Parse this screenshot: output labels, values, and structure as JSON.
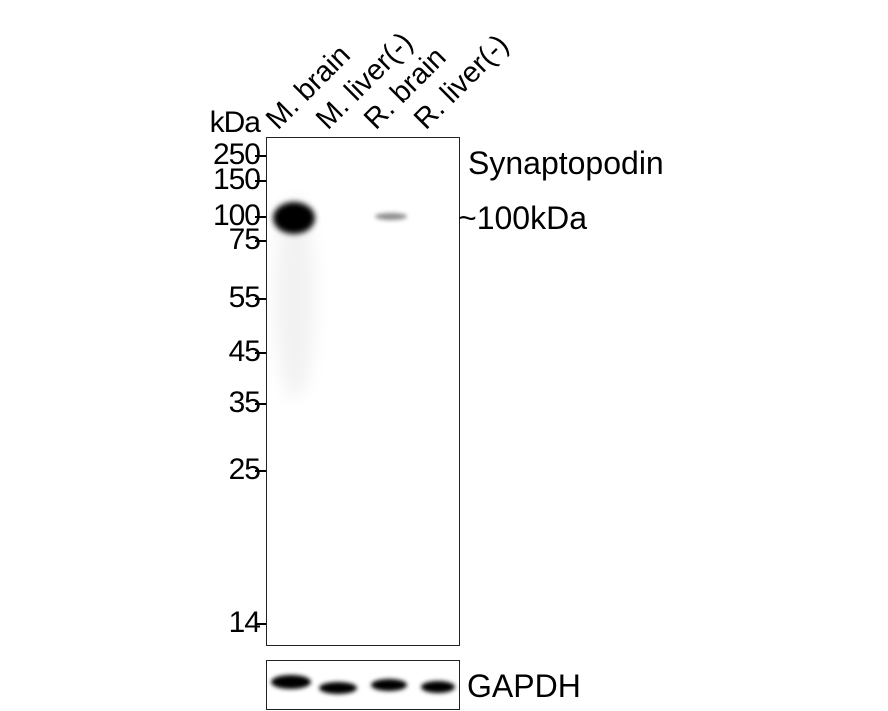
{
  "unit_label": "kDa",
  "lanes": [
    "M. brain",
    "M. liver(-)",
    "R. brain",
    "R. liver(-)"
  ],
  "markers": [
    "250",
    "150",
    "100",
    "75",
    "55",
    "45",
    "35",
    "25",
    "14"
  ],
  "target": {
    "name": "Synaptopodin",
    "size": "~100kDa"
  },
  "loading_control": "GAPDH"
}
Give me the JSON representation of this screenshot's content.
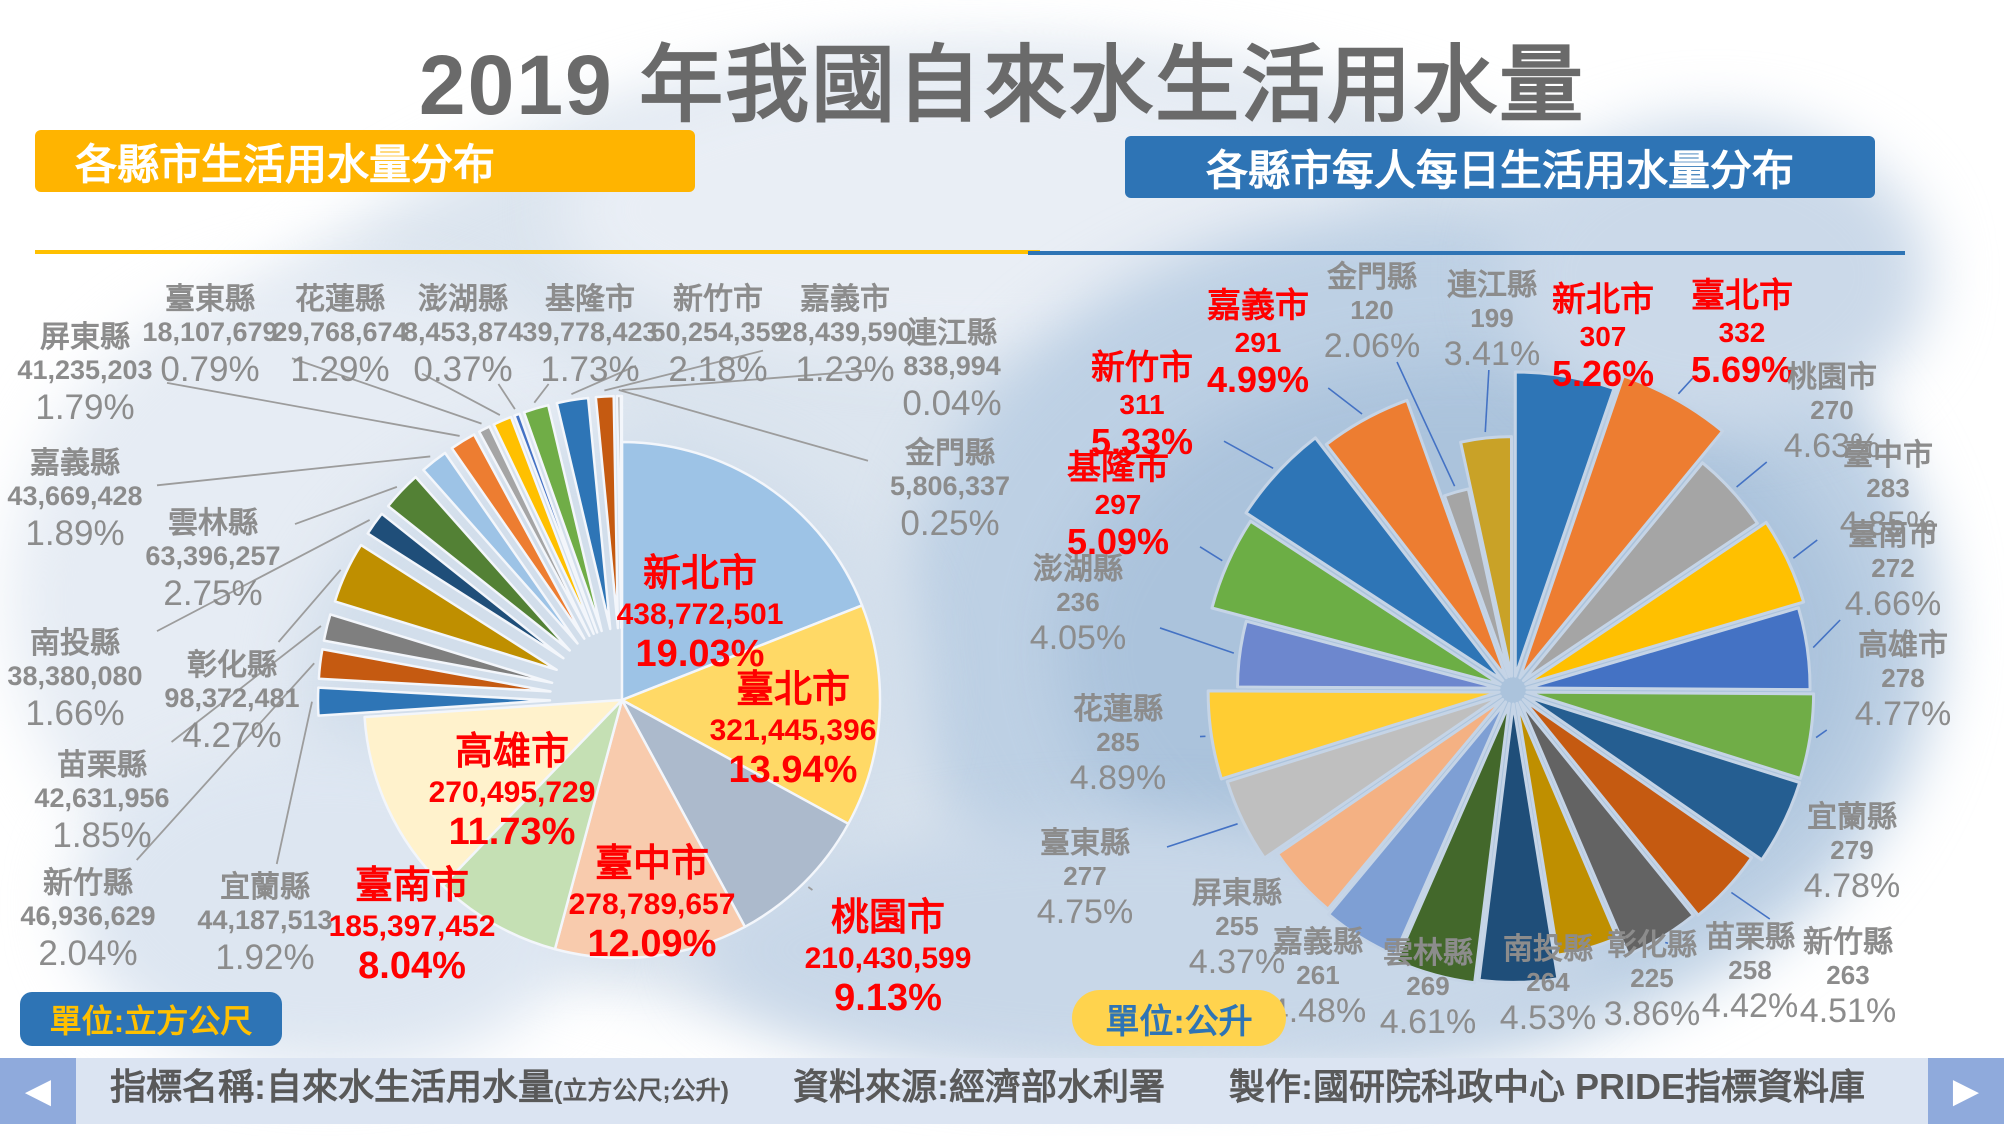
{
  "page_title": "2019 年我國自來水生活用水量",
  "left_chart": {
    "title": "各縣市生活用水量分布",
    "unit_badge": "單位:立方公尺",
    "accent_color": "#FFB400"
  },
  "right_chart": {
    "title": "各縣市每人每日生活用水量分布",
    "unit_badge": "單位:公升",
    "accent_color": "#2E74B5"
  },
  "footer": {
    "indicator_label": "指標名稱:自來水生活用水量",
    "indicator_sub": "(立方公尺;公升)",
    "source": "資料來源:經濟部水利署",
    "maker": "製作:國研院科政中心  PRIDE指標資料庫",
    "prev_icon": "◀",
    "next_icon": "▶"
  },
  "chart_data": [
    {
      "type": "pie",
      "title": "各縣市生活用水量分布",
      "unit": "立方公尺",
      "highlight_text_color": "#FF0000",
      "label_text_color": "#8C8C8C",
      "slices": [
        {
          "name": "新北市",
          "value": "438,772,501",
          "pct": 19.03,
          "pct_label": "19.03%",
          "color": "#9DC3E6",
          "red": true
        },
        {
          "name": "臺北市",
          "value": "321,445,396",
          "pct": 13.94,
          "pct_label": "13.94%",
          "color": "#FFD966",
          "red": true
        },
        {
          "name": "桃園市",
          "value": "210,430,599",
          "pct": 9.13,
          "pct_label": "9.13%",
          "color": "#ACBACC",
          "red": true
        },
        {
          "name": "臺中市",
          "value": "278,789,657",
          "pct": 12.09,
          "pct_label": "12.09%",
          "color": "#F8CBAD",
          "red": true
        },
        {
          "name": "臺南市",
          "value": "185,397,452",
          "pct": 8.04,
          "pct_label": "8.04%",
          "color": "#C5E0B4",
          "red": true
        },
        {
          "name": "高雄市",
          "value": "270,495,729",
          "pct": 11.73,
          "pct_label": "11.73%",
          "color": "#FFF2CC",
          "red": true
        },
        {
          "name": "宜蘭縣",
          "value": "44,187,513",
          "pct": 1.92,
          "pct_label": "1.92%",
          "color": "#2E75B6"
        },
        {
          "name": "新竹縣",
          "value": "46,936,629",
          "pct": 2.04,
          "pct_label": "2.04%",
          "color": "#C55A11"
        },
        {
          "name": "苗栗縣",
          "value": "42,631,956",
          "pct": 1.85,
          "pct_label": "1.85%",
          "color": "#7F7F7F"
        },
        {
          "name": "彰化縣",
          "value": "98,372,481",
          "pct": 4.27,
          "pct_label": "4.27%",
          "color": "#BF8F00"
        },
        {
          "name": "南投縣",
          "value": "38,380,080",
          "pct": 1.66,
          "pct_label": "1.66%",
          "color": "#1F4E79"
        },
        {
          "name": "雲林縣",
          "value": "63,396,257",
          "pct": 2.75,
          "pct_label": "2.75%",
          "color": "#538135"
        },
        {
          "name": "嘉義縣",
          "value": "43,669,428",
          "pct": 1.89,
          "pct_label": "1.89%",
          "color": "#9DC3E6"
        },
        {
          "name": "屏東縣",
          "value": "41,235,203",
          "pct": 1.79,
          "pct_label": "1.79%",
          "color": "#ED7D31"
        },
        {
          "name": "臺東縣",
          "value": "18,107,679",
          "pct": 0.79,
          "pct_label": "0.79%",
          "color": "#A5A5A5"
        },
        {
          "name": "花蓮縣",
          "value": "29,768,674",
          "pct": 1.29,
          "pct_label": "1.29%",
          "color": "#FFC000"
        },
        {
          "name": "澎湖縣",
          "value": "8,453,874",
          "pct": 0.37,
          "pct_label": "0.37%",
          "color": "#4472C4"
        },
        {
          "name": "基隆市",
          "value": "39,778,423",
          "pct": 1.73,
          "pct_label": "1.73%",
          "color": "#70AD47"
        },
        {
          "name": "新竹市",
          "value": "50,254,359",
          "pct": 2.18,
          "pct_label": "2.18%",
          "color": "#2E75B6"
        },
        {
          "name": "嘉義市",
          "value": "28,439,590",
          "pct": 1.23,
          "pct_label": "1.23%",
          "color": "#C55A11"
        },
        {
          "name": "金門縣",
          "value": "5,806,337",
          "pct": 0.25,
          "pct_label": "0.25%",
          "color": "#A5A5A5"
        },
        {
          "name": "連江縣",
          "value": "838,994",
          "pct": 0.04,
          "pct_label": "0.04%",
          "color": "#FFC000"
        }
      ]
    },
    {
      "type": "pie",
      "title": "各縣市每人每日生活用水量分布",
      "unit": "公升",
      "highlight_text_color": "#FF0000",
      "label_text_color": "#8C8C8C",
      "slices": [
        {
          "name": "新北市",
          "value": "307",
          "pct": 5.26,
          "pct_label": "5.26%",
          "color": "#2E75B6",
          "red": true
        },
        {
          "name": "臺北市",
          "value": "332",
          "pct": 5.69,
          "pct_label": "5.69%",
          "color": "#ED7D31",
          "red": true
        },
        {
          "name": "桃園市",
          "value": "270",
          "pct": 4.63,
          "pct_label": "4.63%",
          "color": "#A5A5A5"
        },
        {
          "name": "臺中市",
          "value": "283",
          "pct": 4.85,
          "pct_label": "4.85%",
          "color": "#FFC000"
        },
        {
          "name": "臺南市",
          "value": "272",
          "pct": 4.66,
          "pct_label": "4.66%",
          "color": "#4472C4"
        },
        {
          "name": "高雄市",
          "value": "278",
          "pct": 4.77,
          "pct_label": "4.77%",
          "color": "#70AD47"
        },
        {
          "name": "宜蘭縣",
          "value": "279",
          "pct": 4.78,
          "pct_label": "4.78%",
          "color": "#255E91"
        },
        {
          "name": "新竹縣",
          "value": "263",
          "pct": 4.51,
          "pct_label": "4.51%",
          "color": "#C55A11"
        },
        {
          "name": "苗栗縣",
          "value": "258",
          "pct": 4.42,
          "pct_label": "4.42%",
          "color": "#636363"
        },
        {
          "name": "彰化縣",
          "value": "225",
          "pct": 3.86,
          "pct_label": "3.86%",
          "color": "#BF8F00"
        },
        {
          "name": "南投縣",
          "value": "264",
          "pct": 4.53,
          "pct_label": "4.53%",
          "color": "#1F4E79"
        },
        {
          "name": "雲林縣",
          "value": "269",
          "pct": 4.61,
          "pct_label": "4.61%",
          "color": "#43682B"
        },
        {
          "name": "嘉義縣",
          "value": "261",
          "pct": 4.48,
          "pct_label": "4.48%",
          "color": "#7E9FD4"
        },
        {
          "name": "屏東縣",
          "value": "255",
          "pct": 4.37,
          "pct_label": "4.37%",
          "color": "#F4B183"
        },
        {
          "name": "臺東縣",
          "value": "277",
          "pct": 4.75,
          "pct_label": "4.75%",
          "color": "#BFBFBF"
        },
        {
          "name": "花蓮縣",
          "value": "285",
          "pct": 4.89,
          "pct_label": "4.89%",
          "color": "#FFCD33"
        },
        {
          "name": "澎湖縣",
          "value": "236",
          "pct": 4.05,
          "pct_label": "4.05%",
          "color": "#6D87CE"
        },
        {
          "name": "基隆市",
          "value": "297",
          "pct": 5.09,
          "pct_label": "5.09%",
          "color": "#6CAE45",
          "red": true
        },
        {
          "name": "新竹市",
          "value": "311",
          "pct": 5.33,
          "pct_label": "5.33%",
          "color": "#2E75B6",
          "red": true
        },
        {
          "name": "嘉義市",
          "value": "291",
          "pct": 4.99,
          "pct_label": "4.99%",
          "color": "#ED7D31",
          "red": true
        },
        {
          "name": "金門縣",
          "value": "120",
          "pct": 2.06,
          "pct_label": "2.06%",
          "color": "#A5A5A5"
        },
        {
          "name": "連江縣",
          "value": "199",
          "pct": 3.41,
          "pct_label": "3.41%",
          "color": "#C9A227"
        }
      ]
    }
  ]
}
--
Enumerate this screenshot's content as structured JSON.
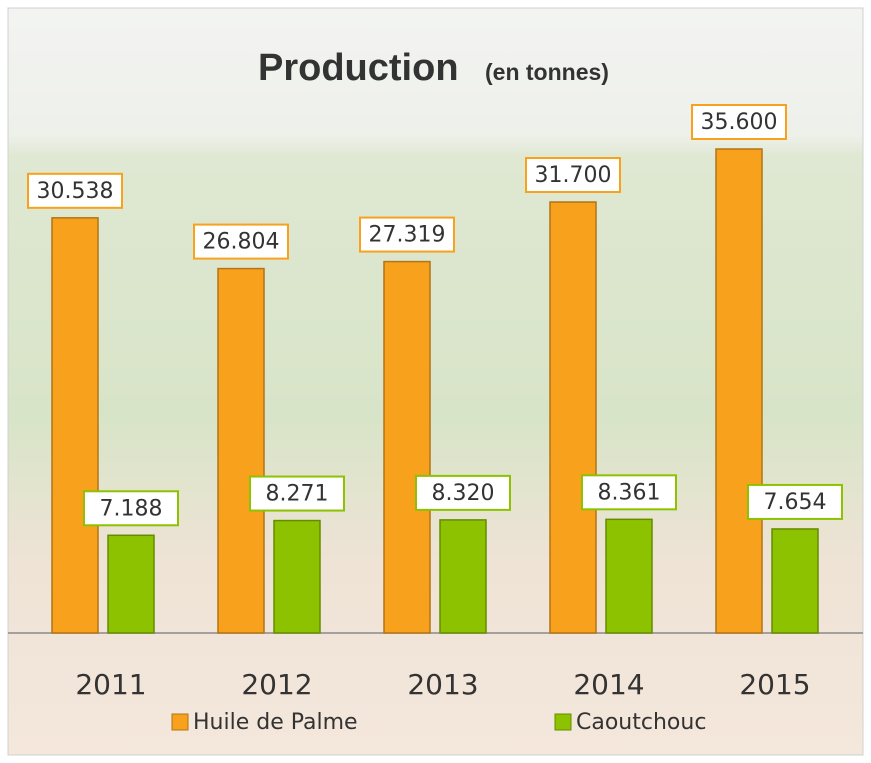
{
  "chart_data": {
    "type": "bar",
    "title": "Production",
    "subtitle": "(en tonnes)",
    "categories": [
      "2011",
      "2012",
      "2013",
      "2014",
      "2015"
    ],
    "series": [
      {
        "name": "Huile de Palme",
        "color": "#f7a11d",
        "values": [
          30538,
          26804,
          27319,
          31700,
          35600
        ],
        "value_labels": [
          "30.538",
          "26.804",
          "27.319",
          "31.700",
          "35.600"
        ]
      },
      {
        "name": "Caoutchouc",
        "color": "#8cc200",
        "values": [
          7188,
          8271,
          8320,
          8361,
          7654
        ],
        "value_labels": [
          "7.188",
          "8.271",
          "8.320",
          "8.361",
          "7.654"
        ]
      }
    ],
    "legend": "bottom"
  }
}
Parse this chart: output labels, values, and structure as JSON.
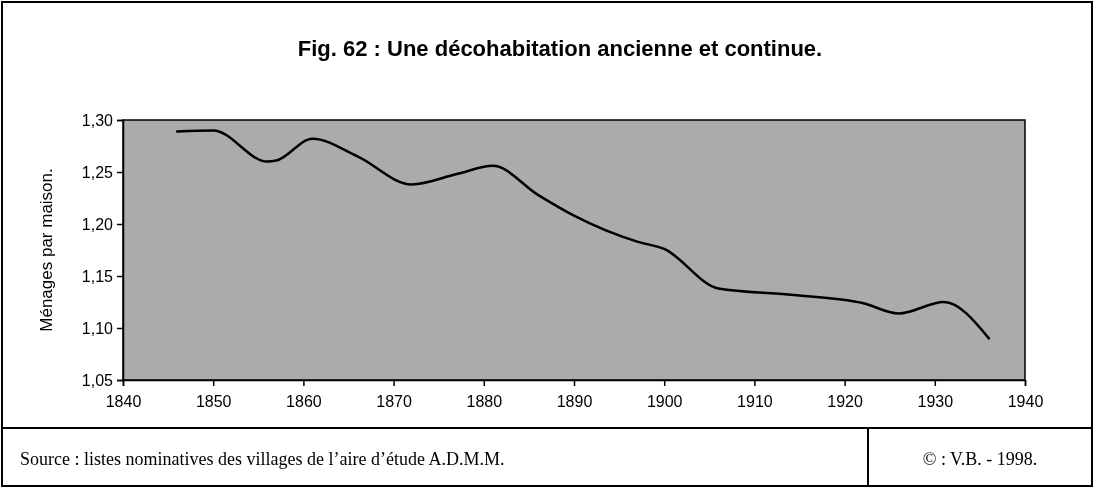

• TASK STATEMENT: Reproduce, word for word, only the lines in the records above from the line with "Enumerate this screenshot's" through the line with "Parse this chart: output", including both ends; omit the pictures.

• EXERCISE RESPONSE:
Enumerate this screenshot's content as structured JSON.
{
  "chart_data": {
    "type": "bar",
    "title": "Production",
    "subtitle": "(en tonnes)",
    "categories": [
      "2011",
      "2012",
      "2013",
      "2014",
      "2015"
    ],
    "series": [
      {
        "name": "Huile de Palme",
        "color": "#f7a11d",
        "values": [
          30538,
          26804,
          27319,
          31700,
          35600
        ],
        "value_labels": [
          "30.538",
          "26.804",
          "27.319",
          "31.700",
          "35.600"
        ]
      },
      {
        "name": "Caoutchouc",
        "color": "#8cc200",
        "values": [
          7188,
          8271,
          8320,
          8361,
          7654
        ],
        "value_labels": [
          "7.188",
          "8.271",
          "8.320",
          "8.361",
          "7.654"
        ]
      }
    ],
    "legend": "bottom"
  }
}
Parse this chart: output labels, values, and structure as JSON.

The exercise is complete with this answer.